Work instructions
Search the entries for the word "time" and pull out each line that has it.

::::

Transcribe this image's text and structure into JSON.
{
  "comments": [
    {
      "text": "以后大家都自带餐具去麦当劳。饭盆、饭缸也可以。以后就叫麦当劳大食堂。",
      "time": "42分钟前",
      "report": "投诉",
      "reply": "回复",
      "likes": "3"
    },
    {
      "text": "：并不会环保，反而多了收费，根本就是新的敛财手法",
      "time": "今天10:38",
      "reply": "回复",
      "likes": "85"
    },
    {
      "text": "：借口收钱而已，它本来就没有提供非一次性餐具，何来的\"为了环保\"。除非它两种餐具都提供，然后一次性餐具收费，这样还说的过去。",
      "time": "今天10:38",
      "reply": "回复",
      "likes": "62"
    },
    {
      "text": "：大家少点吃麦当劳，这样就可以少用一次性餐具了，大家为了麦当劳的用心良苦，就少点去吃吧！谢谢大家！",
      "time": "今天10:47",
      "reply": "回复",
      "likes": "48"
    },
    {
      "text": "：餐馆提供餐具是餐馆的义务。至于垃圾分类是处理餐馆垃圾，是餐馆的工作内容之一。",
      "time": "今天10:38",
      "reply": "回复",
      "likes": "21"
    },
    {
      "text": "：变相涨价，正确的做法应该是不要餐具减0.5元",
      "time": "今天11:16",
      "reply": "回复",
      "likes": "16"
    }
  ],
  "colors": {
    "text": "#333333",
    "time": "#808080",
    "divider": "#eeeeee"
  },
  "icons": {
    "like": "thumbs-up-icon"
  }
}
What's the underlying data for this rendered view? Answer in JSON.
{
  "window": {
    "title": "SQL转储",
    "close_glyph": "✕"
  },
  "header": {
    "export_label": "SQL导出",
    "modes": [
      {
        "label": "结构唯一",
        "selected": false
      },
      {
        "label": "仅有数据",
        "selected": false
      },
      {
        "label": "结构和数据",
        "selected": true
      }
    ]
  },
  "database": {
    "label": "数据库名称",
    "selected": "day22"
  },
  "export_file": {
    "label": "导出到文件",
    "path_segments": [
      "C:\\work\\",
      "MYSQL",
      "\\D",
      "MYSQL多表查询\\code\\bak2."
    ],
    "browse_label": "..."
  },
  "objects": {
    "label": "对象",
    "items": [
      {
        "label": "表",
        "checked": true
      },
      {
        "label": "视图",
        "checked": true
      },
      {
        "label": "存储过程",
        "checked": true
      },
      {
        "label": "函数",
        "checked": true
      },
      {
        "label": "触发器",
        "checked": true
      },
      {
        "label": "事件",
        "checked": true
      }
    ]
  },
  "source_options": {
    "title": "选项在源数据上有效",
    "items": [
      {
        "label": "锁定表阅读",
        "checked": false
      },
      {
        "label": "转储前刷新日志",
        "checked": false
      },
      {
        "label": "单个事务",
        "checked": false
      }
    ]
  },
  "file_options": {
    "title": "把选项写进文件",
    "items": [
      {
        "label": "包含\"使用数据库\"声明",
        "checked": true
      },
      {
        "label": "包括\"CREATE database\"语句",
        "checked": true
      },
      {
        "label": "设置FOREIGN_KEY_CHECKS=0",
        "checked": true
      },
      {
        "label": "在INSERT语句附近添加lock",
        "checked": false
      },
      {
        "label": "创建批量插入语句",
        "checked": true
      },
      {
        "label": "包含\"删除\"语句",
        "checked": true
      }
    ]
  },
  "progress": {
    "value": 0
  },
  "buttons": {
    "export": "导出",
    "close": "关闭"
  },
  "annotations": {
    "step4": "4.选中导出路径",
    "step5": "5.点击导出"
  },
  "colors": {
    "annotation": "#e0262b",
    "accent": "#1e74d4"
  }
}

::::

Response to the task
      "time": "42分钟前",
      "time": "今天10:38",
      "time": "今天10:38",
      "time": "今天10:47",
      "time": "今天10:38",
      "time": "今天11:16",
    "time": "#808080",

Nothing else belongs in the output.